Task prompt: Write out exactly the lines running from the one that contains "What does this" through the end of the material.

===== Records =====

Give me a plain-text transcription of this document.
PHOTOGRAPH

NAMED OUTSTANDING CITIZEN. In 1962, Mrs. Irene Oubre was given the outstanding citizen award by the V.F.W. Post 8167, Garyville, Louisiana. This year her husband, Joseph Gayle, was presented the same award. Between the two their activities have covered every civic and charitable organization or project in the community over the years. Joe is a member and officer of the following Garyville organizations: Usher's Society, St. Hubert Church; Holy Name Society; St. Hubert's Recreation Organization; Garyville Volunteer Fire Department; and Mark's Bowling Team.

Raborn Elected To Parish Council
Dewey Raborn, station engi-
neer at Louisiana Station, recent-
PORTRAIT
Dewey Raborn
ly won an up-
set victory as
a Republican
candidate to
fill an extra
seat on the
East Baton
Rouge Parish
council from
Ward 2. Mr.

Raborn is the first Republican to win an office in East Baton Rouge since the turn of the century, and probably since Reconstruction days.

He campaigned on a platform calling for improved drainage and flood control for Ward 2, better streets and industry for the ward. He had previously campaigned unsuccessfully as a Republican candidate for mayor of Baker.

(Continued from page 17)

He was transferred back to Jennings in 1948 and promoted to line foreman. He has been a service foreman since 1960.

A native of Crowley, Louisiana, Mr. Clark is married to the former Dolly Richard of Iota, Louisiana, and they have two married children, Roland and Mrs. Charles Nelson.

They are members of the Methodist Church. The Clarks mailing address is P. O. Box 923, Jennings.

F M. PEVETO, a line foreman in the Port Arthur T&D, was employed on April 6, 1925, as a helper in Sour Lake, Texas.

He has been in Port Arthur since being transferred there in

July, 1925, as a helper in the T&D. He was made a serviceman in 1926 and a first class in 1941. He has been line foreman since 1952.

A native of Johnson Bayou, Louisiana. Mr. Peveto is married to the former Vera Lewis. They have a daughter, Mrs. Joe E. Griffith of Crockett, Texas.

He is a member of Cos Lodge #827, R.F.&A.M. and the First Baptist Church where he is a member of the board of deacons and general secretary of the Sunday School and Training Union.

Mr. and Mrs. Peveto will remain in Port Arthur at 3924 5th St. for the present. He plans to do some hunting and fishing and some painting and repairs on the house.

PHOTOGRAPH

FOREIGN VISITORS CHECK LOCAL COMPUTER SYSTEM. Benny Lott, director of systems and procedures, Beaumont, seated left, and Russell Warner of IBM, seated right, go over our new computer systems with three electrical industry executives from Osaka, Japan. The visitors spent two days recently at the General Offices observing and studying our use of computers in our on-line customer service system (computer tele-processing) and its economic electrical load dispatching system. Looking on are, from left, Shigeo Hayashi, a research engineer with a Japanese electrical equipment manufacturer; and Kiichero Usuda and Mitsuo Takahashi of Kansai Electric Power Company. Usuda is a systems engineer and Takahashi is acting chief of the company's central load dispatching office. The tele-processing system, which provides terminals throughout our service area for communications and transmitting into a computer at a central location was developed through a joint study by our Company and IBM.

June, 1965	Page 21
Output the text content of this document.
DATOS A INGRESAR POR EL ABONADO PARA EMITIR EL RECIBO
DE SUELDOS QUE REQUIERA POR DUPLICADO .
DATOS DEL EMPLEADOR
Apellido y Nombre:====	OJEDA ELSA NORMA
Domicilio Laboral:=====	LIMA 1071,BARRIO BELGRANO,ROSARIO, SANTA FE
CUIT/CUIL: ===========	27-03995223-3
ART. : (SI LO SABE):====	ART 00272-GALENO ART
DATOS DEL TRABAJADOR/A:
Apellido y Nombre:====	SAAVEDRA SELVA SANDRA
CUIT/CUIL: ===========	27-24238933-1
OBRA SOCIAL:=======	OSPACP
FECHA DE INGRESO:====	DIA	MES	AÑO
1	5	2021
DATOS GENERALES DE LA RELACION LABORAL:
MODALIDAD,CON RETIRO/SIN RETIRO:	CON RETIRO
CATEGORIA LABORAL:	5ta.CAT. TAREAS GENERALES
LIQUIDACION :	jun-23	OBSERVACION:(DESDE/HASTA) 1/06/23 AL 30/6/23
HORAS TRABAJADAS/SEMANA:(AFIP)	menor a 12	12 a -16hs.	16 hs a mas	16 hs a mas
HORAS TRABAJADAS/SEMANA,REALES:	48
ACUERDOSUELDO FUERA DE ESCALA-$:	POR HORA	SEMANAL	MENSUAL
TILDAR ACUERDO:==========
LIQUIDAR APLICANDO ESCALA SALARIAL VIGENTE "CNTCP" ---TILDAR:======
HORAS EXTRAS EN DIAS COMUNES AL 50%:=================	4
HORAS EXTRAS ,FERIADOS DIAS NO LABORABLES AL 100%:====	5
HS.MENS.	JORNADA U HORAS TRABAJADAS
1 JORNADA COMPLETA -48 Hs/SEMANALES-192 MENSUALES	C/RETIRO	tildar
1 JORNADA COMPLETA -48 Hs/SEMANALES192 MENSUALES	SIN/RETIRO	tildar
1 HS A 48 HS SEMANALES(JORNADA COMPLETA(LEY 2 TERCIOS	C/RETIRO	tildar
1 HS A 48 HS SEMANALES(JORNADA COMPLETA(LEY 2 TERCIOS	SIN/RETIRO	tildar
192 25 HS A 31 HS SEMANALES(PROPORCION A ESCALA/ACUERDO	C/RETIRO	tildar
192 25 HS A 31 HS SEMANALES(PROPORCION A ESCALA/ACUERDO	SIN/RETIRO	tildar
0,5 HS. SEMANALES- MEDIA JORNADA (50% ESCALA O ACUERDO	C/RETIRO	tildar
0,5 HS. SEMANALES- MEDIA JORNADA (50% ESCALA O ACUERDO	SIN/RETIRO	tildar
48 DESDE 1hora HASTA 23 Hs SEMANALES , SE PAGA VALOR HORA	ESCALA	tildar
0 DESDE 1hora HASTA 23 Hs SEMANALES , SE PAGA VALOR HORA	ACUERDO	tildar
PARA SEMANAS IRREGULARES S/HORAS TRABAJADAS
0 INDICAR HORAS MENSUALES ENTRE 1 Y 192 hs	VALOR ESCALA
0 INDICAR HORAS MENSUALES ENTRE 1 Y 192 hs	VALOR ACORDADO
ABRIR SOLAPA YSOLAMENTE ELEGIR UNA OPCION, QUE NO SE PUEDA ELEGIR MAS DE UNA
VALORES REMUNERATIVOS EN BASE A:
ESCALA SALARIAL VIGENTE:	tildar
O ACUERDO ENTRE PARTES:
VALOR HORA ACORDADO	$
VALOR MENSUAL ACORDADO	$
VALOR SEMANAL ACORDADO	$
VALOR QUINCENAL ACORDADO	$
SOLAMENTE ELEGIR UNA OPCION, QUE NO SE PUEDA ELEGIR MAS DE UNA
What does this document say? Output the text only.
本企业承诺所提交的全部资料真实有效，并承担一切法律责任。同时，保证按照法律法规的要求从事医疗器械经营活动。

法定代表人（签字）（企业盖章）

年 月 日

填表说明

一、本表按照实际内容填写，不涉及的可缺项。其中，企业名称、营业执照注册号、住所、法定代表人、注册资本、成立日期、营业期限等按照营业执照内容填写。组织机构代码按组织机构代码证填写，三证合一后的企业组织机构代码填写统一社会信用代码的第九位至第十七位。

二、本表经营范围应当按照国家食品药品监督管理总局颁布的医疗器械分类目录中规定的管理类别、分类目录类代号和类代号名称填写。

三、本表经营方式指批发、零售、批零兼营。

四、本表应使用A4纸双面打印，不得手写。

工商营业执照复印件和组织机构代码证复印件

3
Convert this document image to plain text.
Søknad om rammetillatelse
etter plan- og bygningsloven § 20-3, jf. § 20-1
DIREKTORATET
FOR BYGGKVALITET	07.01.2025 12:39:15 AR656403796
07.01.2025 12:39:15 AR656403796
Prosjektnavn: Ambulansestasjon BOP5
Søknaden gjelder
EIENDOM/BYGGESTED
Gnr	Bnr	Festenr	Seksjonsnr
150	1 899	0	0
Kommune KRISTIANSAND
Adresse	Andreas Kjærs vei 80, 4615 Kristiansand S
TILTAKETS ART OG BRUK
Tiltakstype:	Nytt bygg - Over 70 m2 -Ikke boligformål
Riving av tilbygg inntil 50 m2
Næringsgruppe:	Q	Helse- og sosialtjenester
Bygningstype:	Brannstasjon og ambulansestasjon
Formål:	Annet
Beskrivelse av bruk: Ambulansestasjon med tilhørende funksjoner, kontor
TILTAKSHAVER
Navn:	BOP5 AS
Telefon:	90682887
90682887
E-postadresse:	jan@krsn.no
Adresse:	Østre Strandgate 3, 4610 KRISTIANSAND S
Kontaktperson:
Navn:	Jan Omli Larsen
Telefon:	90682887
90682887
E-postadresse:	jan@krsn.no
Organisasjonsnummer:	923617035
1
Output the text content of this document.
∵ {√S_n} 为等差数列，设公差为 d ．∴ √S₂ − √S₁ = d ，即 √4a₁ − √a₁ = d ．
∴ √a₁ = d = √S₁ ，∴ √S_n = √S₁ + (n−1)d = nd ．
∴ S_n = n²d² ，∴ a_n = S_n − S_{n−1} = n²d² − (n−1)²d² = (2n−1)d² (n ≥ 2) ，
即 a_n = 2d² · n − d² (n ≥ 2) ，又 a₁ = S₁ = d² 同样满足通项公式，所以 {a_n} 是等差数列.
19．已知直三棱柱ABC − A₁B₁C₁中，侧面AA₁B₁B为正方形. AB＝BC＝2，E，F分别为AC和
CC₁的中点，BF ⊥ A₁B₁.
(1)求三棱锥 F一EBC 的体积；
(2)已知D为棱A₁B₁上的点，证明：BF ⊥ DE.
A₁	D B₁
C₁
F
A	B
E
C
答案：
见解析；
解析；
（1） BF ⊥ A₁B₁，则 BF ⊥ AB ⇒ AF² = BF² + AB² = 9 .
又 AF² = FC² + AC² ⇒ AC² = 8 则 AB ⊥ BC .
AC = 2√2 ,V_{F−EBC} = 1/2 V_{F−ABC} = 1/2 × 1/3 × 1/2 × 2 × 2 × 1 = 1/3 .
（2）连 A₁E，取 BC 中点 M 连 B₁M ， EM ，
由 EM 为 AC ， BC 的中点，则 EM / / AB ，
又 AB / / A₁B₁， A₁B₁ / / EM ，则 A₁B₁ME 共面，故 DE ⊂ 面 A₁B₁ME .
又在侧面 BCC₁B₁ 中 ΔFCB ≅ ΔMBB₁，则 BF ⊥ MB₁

=====

Completed exercise:
What does this document say? Output the text only.
本企业承诺所提交的全部资料真实有效，并承担一切法律责任。同时，保证按照法律法规的要求从事医疗器械经营活动。

法定代表人（签字）（企业盖章）

年 月 日

填表说明

一、本表按照实际内容填写，不涉及的可缺项。其中，企业名称、营业执照注册号、住所、法定代表人、注册资本、成立日期、营业期限等按照营业执照内容填写。组织机构代码按组织机构代码证填写，三证合一后的企业组织机构代码填写统一社会信用代码的第九位至第十七位。

二、本表经营范围应当按照国家食品药品监督管理总局颁布的医疗器械分类目录中规定的管理类别、分类目录类代号和类代号名称填写。

三、本表经营方式指批发、零售、批零兼营。

四、本表应使用A4纸双面打印，不得手写。

工商营业执照复印件和组织机构代码证复印件

3
Convert this document image to plain text.
Søknad om rammetillatelse
etter plan- og bygningsloven § 20-3, jf. § 20-1
DIREKTORATET
FOR BYGGKVALITET	07.01.2025 12:39:15 AR656403796
07.01.2025 12:39:15 AR656403796
Prosjektnavn: Ambulansestasjon BOP5
Søknaden gjelder
EIENDOM/BYGGESTED
Gnr	Bnr	Festenr	Seksjonsnr
150	1 899	0	0
Kommune KRISTIANSAND
Adresse	Andreas Kjærs vei 80, 4615 Kristiansand S
TILTAKETS ART OG BRUK
Tiltakstype:	Nytt bygg - Over 70 m2 -Ikke boligformål
Riving av tilbygg inntil 50 m2
Næringsgruppe:	Q	Helse- og sosialtjenester
Bygningstype:	Brannstasjon og ambulansestasjon
Formål:	Annet
Beskrivelse av bruk: Ambulansestasjon med tilhørende funksjoner, kontor
TILTAKSHAVER
Navn:	BOP5 AS
Telefon:	90682887
90682887
E-postadresse:	jan@krsn.no
Adresse:	Østre Strandgate 3, 4610 KRISTIANSAND S
Kontaktperson:
Navn:	Jan Omli Larsen
Telefon:	90682887
90682887
E-postadresse:	jan@krsn.no
Organisasjonsnummer:	923617035
1
Output the text content of this document.
∵ {√S_n} 为等差数列，设公差为 d ．∴ √S₂ − √S₁ = d ，即 √4a₁ − √a₁ = d ．
∴ √a₁ = d = √S₁ ，∴ √S_n = √S₁ + (n−1)d = nd ．
∴ S_n = n²d² ，∴ a_n = S_n − S_{n−1} = n²d² − (n−1)²d² = (2n−1)d² (n ≥ 2) ，
即 a_n = 2d² · n − d² (n ≥ 2) ，又 a₁ = S₁ = d² 同样满足通项公式，所以 {a_n} 是等差数列.
19．已知直三棱柱ABC − A₁B₁C₁中，侧面AA₁B₁B为正方形. AB＝BC＝2，E，F分别为AC和
CC₁的中点，BF ⊥ A₁B₁.
(1)求三棱锥 F一EBC 的体积；
(2)已知D为棱A₁B₁上的点，证明：BF ⊥ DE.
A₁	D B₁
C₁
F
A	B
E
C
答案：
见解析；
解析；
（1） BF ⊥ A₁B₁，则 BF ⊥ AB ⇒ AF² = BF² + AB² = 9 .
又 AF² = FC² + AC² ⇒ AC² = 8 则 AB ⊥ BC .
AC = 2√2 ,V_{F−EBC} = 1/2 V_{F−ABC} = 1/2 × 1/3 × 1/2 × 2 × 2 × 1 = 1/3 .
（2）连 A₁E，取 BC 中点 M 连 B₁M ， EM ，
由 EM 为 AC ， BC 的中点，则 EM / / AB ，
又 AB / / A₁B₁， A₁B₁ / / EM ，则 A₁B₁ME 共面，故 DE ⊂ 面 A₁B₁ME .
又在侧面 BCC₁B₁ 中 ΔFCB ≅ ΔMBB₁，则 BF ⊥ MB₁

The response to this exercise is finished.